• WORK INSTRUCTIONS
Gather every line below where "созданных" appears.

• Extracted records

__________________________________________________

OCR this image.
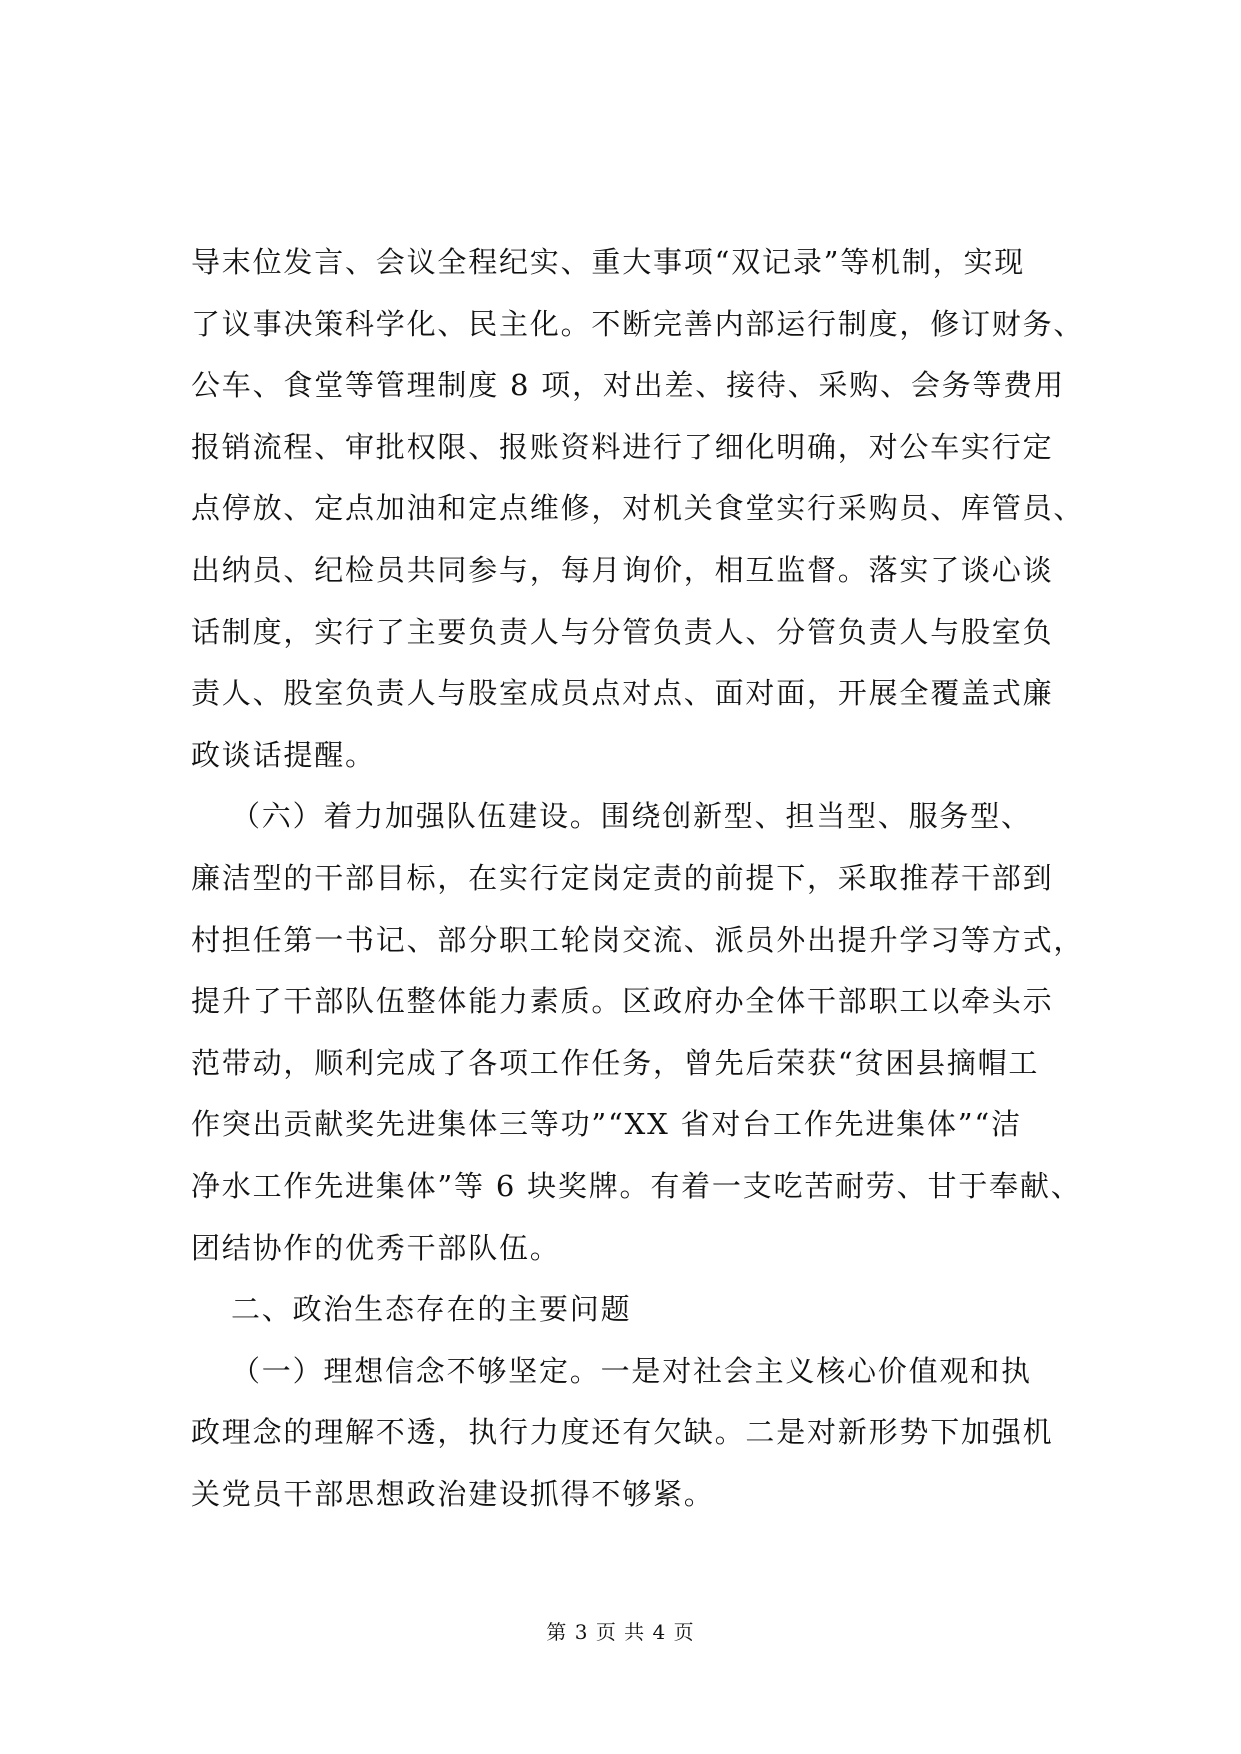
导末位发言、会议全程纪实、重大事项“双记录”等机制，实现
了议事决策科学化、民主化。不断完善内部运行制度，修订财务、
公车、食堂等管理制度 8 项，对出差、接待、采购、会务等费用
报销流程、审批权限、报账资料进行了细化明确，对公车实行定
点停放、定点加油和定点维修，对机关食堂实行采购员、库管员、
出纳员、纪检员共同参与，每月询价，相互监督。落实了谈心谈
话制度，实行了主要负责人与分管负责人、分管负责人与股室负
责人、股室负责人与股室成员点对点、面对面，开展全覆盖式廉
政谈话提醒。
（六）着力加强队伍建设。围绕创新型、担当型、服务型、
廉洁型的干部目标，在实行定岗定责的前提下，采取推荐干部到
村担任第一书记、部分职工轮岗交流、派员外出提升学习等方式，
提升了干部队伍整体能力素质。区政府办全体干部职工以牵头示
范带动，顺利完成了各项工作任务，曾先后荣获“贫困县摘帽工
作突出贡献奖先进集体三等功”“XX 省对台工作先进集体”“洁
净水工作先进集体”等 6 块奖牌。有着一支吃苦耐劳、甘于奉献、
团结协作的优秀干部队伍。
二、政治生态存在的主要问题
（一）理想信念不够坚定。一是对社会主义核心价值观和执
政理念的理解不透，执行力度还有欠缺。二是对新形势下加强机
关党员干部思想政治建设抓得不够紧。
第 3 页 共 4 页
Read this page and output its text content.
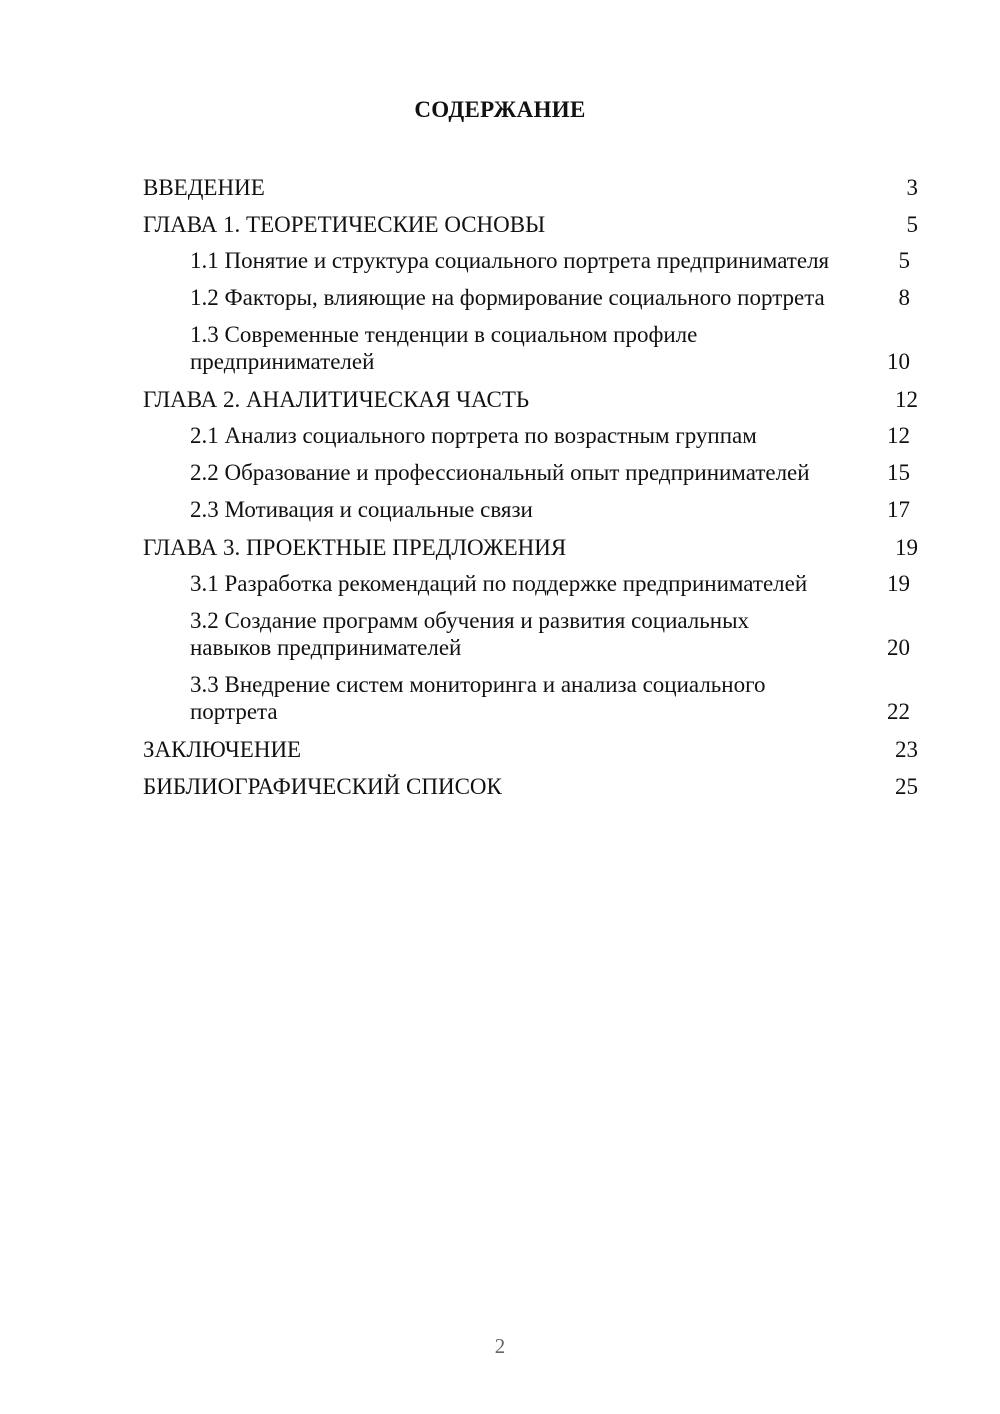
СОДЕРЖАНИЕ
ВВЕДЕНИЕ	3
ГЛАВА 1. ТЕОРЕТИЧЕСКИЕ ОСНОВЫ	5
1.1 Понятие и структура социального портрета предпринимателя	5
1.2 Факторы, влияющие на формирование социального портрета	8
1.3 Современные тенденции в социальном профиле предпринимателей	10
ГЛАВА 2. АНАЛИТИЧЕСКАЯ ЧАСТЬ	12
2.1 Анализ социального портрета по возрастным группам	12
2.2 Образование и профессиональный опыт предпринимателей	15
2.3 Мотивация и социальные связи	17
ГЛАВА 3. ПРОЕКТНЫЕ ПРЕДЛОЖЕНИЯ	19
3.1 Разработка рекомендаций по поддержке предпринимателей	19
3.2 Создание программ обучения и развития социальных навыков предпринимателей	20
3.3 Внедрение систем мониторинга и анализа социального портрета	22
ЗАКЛЮЧЕНИЕ	23
БИБЛИОГРАФИЧЕСКИЙ СПИСОК	25
2
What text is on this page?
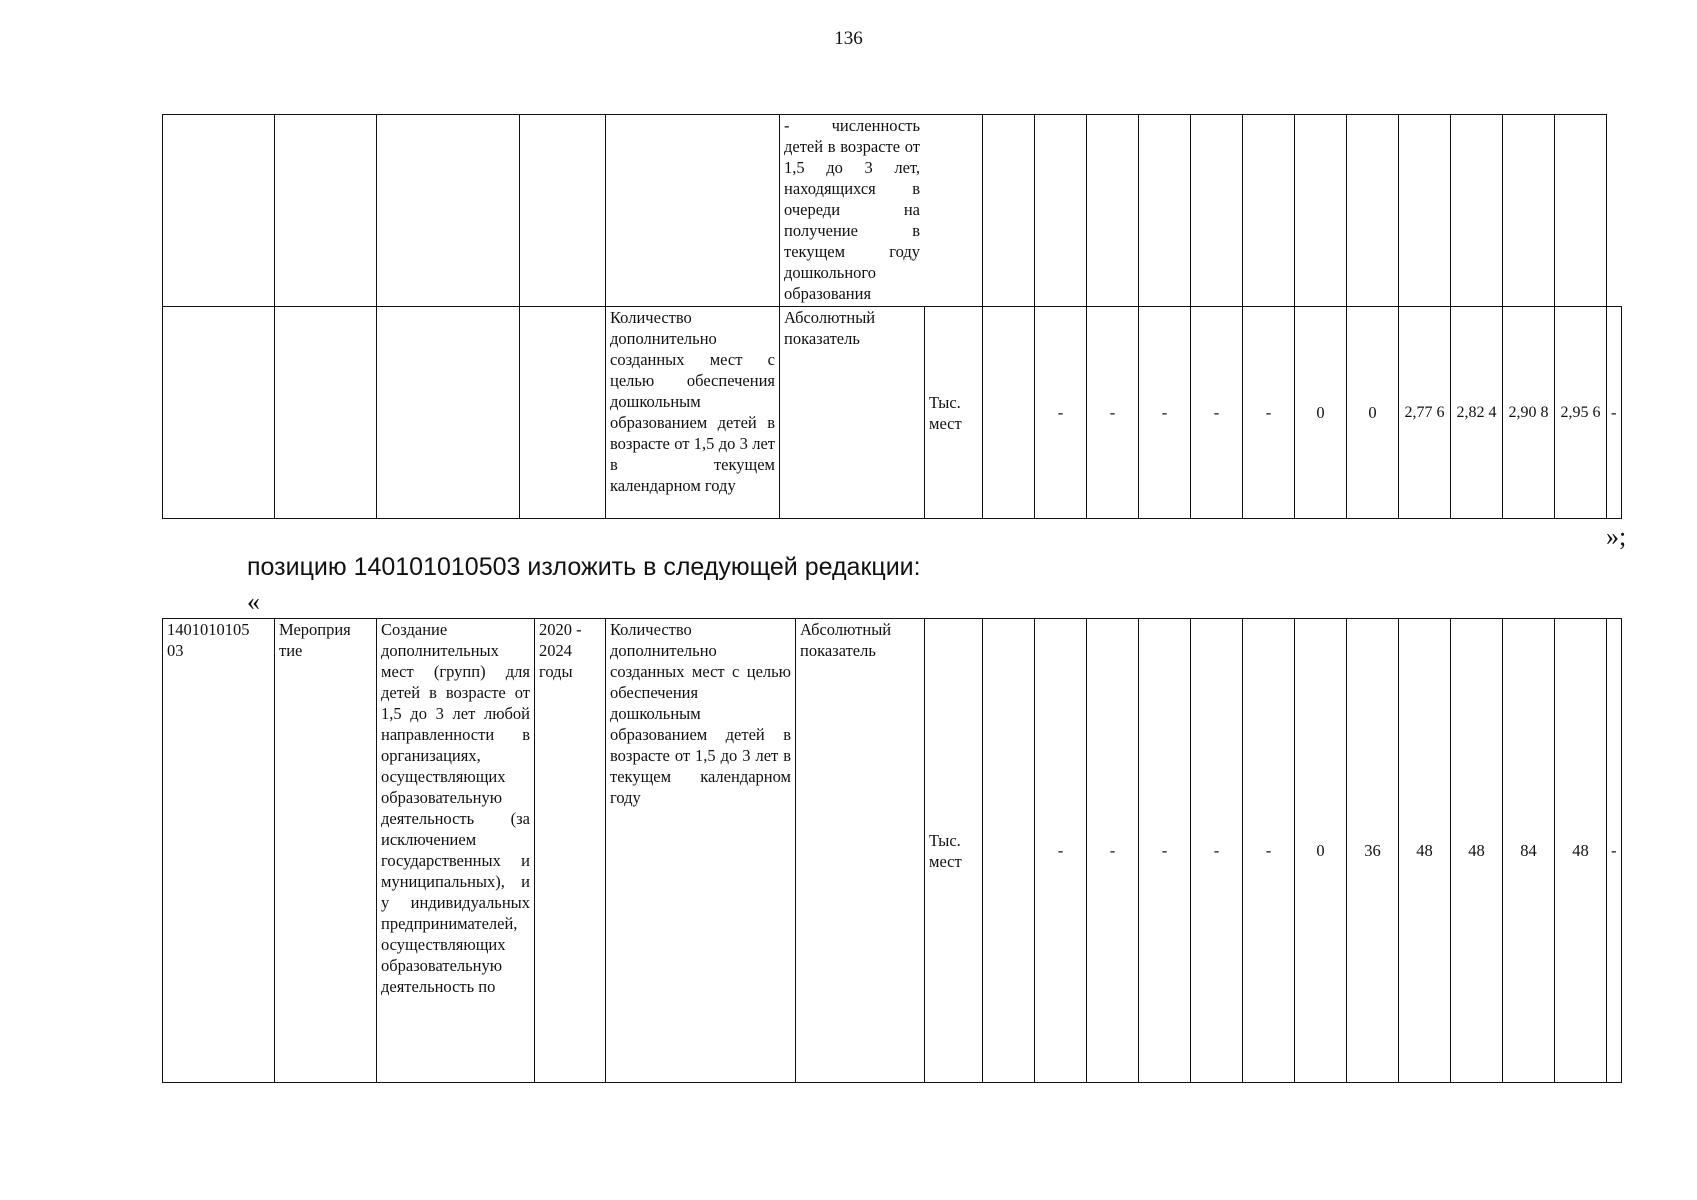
136
					- численность детей в возрасте от 1,5 до 3 лет, находящихся в очереди на получение в текущем году дошкольного образования														
				Количество дополнительно созданных мест с целью обеспечения дошкольным образованием детей в возрасте от 1,5 до 3 лет в текущем календарном году	Абсолютный показатель	Тыс. мест		-	-	-	-	-	0	0	2,77 6	2,82 4	2,90 8	2,95 6	-
»;
позицию 140101010503 изложить в следующей редакции:
«
1401010105 03	Мероприя тие	Создание дополнительных мест (групп) для детей в возрасте от 1,5 до 3 лет любой направленности в организациях, осуществляющих образовательную деятельность (за исключением государственных и муниципальных), и у индивидуальных предпринимателей, осуществляющих образовательную деятельность по	2020 - 2024 годы	Количество дополнительно созданных мест с целью обеспечения дошкольным образованием детей в возрасте от 1,5 до 3 лет в текущем календарном году	Абсолютный показатель	Тыс. мест		-	-	-	-	-	0	36	48	48	84	48	-
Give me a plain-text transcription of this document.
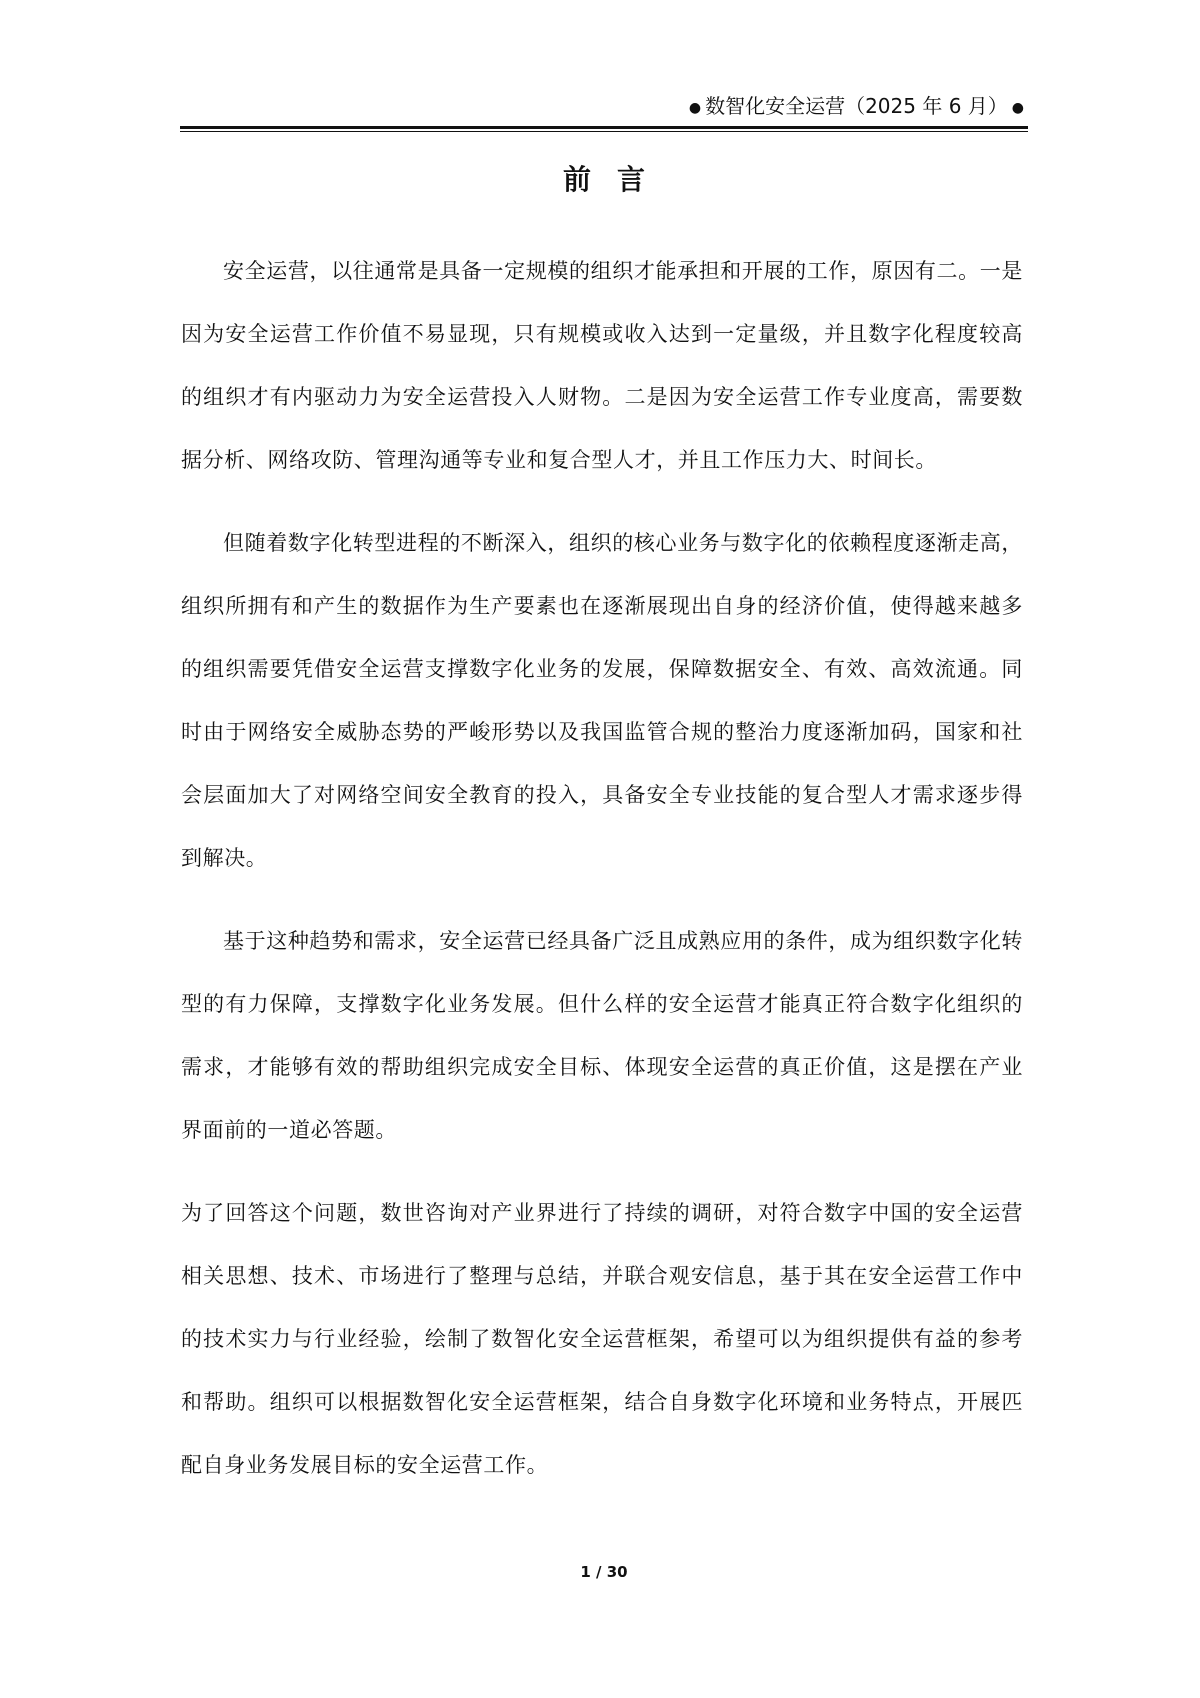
● 数智化安全运营（2025 年 6 月） ●
前言

安全运营，以往通常是具备一定规模的组织才能承担和开展的工作，原因有二。一是因为安全运营工作价值不易显现，只有规模或收入达到一定量级，并且数字化程度较高的组织才有内驱动力为安全运营投入人财物。二是因为安全运营工作专业度高，需要数据分析、网络攻防、管理沟通等专业和复合型人才，并且工作压力大、时间长。

但随着数字化转型进程的不断深入，组织的核心业务与数字化的依赖程度逐渐走高，组织所拥有和产生的数据作为生产要素也在逐渐展现出自身的经济价值，使得越来越多的组织需要凭借安全运营支撑数字化业务的发展，保障数据安全、有效、高效流通。同时由于网络安全威胁态势的严峻形势以及我国监管合规的整治力度逐渐加码，国家和社会层面加大了对网络空间安全教育的投入，具备安全专业技能的复合型人才需求逐步得到解决。

基于这种趋势和需求，安全运营已经具备广泛且成熟应用的条件，成为组织数字化转型的有力保障，支撑数字化业务发展。但什么样的安全运营才能真正符合数字化组织的需求，才能够有效的帮助组织完成安全目标、体现安全运营的真正价值，这是摆在产业界面前的一道必答题。

为了回答这个问题，数世咨询对产业界进行了持续的调研，对符合数字中国的安全运营相关思想、技术、市场进行了整理与总结，并联合观安信息，基于其在安全运营工作中的技术实力与行业经验，绘制了数智化安全运营框架，希望可以为组织提供有益的参考和帮助。组织可以根据数智化安全运营框架，结合自身数字化环境和业务特点，开展匹配自身业务发展目标的安全运营工作。

1 / 30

__________________________________________________

• THE ANSWER
				Количество дополнительно созданных мест с целью обеспечения дошкольным образованием детей в возрасте от 1,5 до 3 лет в текущем календарном году	Абсолютный показатель	Тыс. мест		-	-	-	-	-	0	0	2,77 6	2,82 4	2,90 8	2,95 6	-
1401010105 03	Мероприя тие	Создание дополнительных мест (групп) для детей в возрасте от 1,5 до 3 лет любой направленности в организациях, осуществляющих образовательную деятельность (за исключением государственных и муниципальных), и у индивидуальных предпринимателей, осуществляющих образовательную деятельность по	2020 - 2024 годы	Количество дополнительно созданных мест с целью обеспечения дошкольным образованием детей в возрасте от 1,5 до 3 лет в текущем календарном году	Абсолютный показатель	Тыс. мест		-	-	-	-	-	0	36	48	48	84	48	-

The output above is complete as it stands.